*TASK INSTRUCTIONS*: Where a line in the listing contains the string "십자가에", copy that line out.

Extracted data entries
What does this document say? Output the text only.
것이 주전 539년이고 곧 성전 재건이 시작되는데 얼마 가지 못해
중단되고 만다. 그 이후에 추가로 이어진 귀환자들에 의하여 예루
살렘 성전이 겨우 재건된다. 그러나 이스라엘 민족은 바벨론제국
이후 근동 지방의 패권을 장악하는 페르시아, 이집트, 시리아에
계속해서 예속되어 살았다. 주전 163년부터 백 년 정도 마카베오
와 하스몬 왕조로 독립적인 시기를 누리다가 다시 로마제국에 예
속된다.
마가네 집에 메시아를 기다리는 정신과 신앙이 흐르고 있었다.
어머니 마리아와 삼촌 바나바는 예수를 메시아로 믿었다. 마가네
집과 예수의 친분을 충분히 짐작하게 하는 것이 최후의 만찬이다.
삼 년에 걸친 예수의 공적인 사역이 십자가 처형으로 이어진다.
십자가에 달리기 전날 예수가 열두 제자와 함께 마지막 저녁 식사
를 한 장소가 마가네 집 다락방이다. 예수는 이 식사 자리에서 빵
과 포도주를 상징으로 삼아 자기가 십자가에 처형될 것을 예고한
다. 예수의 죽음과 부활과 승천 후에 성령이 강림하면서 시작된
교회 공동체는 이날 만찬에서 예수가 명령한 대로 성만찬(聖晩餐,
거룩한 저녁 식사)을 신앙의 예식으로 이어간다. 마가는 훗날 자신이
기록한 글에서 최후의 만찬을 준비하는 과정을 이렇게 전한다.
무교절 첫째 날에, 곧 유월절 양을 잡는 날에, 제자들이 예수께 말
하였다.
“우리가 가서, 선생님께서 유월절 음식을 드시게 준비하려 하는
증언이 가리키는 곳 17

*TASK RESULT*:
십자가에 달리기 전날 예수가 열두 제자와 함께 마지막 저녁 식사
과 포도주를 상징으로 삼아 자기가 십자가에 처형될 것을 예고한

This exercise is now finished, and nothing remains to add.